◆ **WRITTEN EXERCISE**:
Examine the entries and show every line in which the word "JSON" is found.

Stored data
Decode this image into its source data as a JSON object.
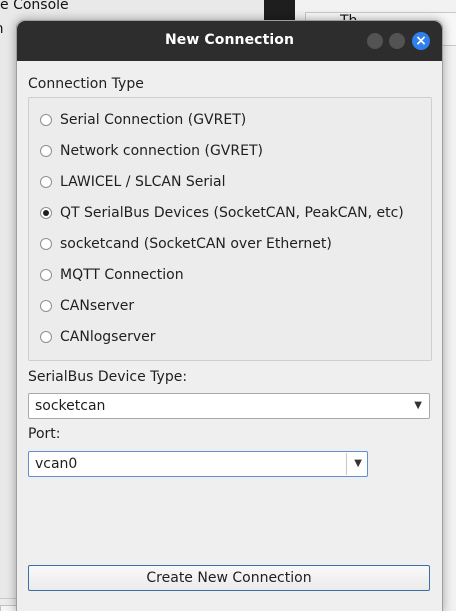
{
  "background": {
    "menu_items": [
      "e Console",
      "on"
    ],
    "right_text": "Th"
  },
  "dialog": {
    "title": "New Connection",
    "connection_type_label": "Connection Type",
    "connection_types": [
      {
        "label": "Serial Connection (GVRET)",
        "checked": false
      },
      {
        "label": "Network connection (GVRET)",
        "checked": false
      },
      {
        "label": "LAWICEL / SLCAN Serial",
        "checked": false
      },
      {
        "label": "QT SerialBus Devices (SocketCAN, PeakCAN, etc)",
        "checked": true
      },
      {
        "label": "socketcand (SocketCAN over Ethernet)",
        "checked": false
      },
      {
        "label": "MQTT Connection",
        "checked": false
      },
      {
        "label": "CANserver",
        "checked": false
      },
      {
        "label": "CANlogserver",
        "checked": false
      }
    ],
    "serialbus_label": "SerialBus Device Type:",
    "serialbus_value": "socketcan",
    "port_label": "Port:",
    "port_value": "vcan0",
    "create_button": "Create New Connection"
  },
  "icons": {
    "close": "close-icon",
    "dropdown": "chevron-down-icon"
  },
  "colors": {
    "titlebar": "#2d2d2d",
    "close_button": "#2f80ed",
    "focus_border": "#5f8fd0"
  }
}
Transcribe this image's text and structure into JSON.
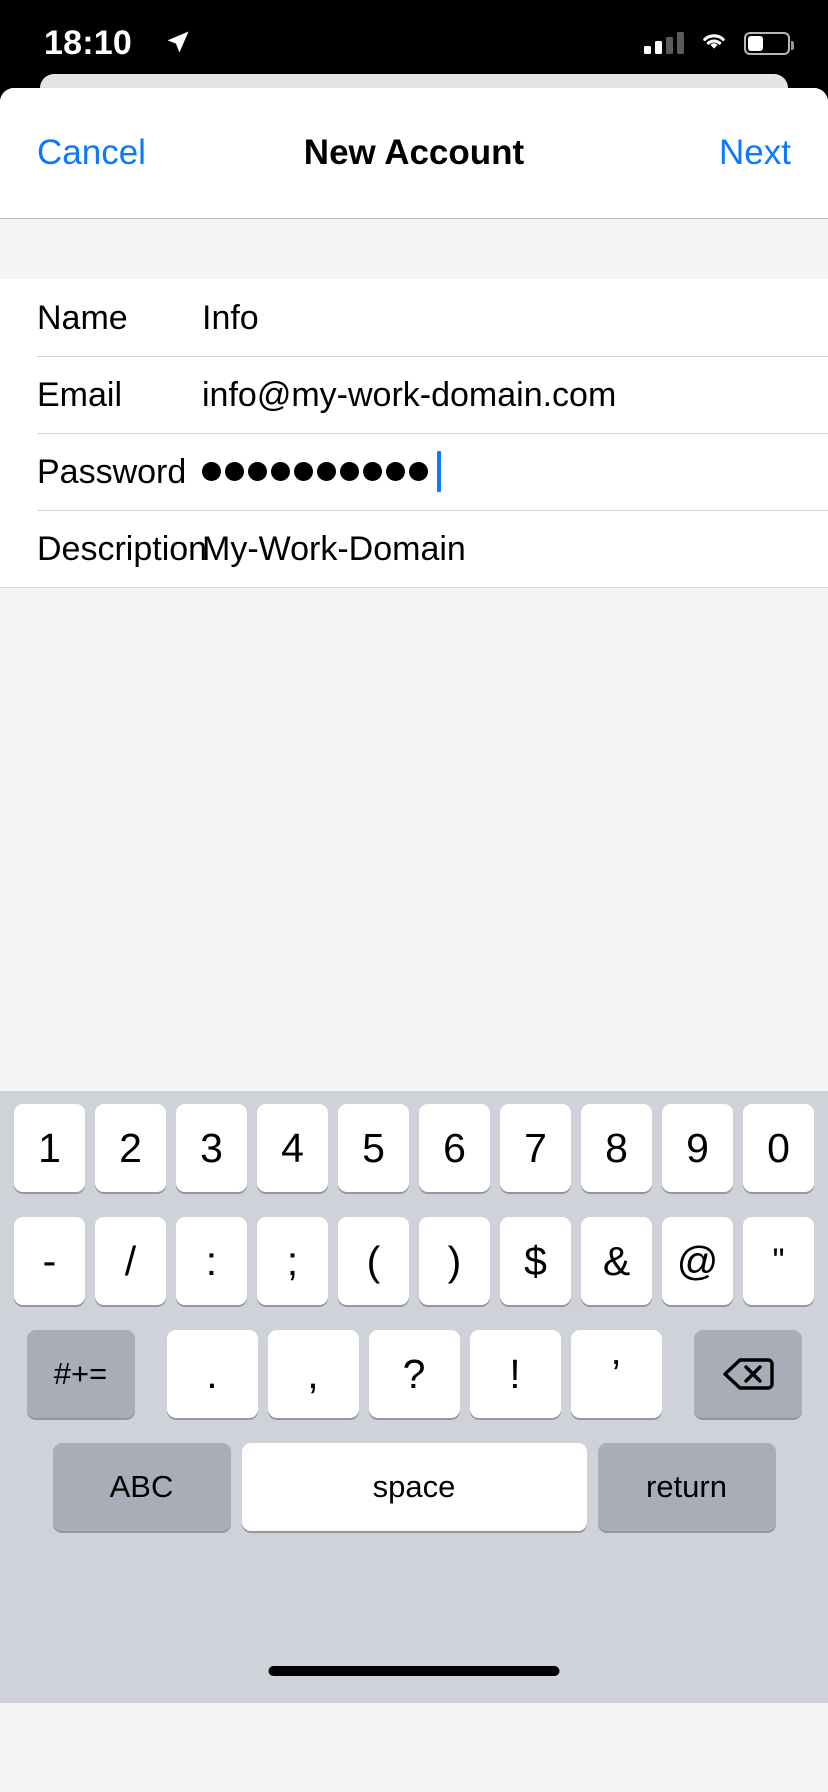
{
  "status_bar": {
    "time": "18:10",
    "location_icon": "location-arrow-icon",
    "cellular_icon": "signal-bars-icon",
    "cellular_bars_filled": 2,
    "cellular_bars_total": 4,
    "wifi_icon": "wifi-icon",
    "battery_icon": "battery-icon",
    "battery_level_percent": 35
  },
  "nav_bar": {
    "cancel_label": "Cancel",
    "title": "New Account",
    "next_label": "Next",
    "accent_color": "#0b79fe"
  },
  "form": {
    "rows": [
      {
        "label": "Name",
        "value": "Info",
        "type": "text"
      },
      {
        "label": "Email",
        "value": "info@my-work-domain.com",
        "type": "email"
      },
      {
        "label": "Password",
        "value": "••••••••••",
        "type": "password",
        "dot_count": 10,
        "focused": true
      },
      {
        "label": "Description",
        "value": "My-Work-Domain",
        "type": "text"
      }
    ]
  },
  "keyboard": {
    "row1": [
      "1",
      "2",
      "3",
      "4",
      "5",
      "6",
      "7",
      "8",
      "9",
      "0"
    ],
    "row2": [
      "-",
      "/",
      ":",
      ";",
      "(",
      ")",
      "$",
      "&",
      "@",
      "\""
    ],
    "row3": {
      "symbols_key": "#+=",
      "punctuation": [
        ".",
        ",",
        "?",
        "!",
        "’"
      ],
      "delete_icon": "backspace-icon"
    },
    "row4": {
      "abc_label": "ABC",
      "space_label": "space",
      "return_label": "return"
    }
  },
  "home_indicator": "home-indicator"
}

◆ **RESULT OF THIS EXERCISE**:
Decode this image into its source data as a JSON object.
Transcribe this image's text and structure into JSON.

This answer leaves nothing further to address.